**Request:**
Provide an exact reproduction of every entry.

***** Information shown

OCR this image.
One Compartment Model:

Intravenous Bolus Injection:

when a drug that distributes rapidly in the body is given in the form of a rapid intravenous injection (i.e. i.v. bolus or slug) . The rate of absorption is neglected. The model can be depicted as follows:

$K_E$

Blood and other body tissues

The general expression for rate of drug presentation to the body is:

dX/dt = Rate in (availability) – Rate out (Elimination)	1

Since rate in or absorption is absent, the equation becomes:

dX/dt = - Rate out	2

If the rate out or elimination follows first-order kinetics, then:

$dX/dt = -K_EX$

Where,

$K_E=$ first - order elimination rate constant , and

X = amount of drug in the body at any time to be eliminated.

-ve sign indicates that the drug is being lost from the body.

**********

**Response to the task:**
OCR this image.
One Compartment Model:

Intravenous Bolus Injection:

when a drug that distributes rapidly in the body is given in the form of a rapid intravenous injection (i.e. i.v. bolus or slug) . The rate of absorption is neglected. The model can be depicted as follows:

$K_E$

Blood and other body tissues

The general expression for rate of drug presentation to the body is:

dX/dt = Rate in (availability) – Rate out (Elimination)	1

Since rate in or absorption is absent, the equation becomes:

dX/dt = - Rate out	2

If the rate out or elimination follows first-order kinetics, then:

$dX/dt = -K_EX$

Where,

$K_E=$ first - order elimination rate constant , and

X = amount of drug in the body at any time to be eliminated.

-ve sign indicates that the drug is being lost from the body.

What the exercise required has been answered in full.